Set exercise - Your task is to print all of the data word for word.

Dataset items

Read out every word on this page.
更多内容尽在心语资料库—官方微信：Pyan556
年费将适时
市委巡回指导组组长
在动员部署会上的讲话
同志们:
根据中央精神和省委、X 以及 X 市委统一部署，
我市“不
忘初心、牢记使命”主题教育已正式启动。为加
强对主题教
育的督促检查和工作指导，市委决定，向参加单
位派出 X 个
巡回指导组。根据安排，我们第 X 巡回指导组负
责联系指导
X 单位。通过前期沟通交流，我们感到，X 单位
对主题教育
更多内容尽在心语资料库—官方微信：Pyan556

Full answer -
Read out every word on this page.
更多内容尽在心语资料库—官方微信：Pyan556
年费将适时
市委巡回指导组组长
在动员部署会上的讲话
同志们:
根据中央精神和省委、X 以及 X 市委统一部署，
我市“不
忘初心、牢记使命”主题教育已正式启动。为加
强对主题教
育的督促检查和工作指导，市委决定，向参加单
位派出 X 个
巡回指导组。根据安排，我们第 X 巡回指导组负
责联系指导
X 单位。通过前期沟通交流，我们感到，X 单位
对主题教育
更多内容尽在心语资料库—官方微信：Pyan556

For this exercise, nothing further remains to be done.